# [Job]
Omit the images, then output each of the records below exactly.

┌──

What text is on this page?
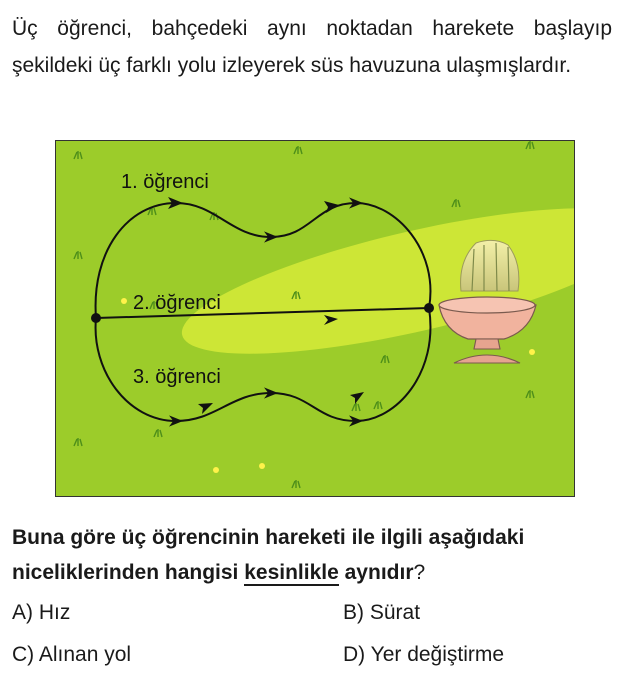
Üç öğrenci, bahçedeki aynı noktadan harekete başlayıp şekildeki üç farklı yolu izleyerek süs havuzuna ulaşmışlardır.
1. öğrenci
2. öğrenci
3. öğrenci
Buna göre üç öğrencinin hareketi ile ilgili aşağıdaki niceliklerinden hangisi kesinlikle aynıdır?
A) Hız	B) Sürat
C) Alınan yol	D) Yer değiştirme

└──

# [Completed task]
What text is on this page?
Üç öğrenci, bahçedeki aynı noktadan harekete başlayıp şekildeki üç farklı yolu izleyerek süs havuzuna ulaşmışlardır.
1. öğrenci
2. öğrenci
3. öğrenci
Buna göre üç öğrencinin hareketi ile ilgili aşağıdaki niceliklerinden hangisi kesinlikle aynıdır?
A) Hız	B) Sürat
C) Alınan yol	D) Yer değiştirme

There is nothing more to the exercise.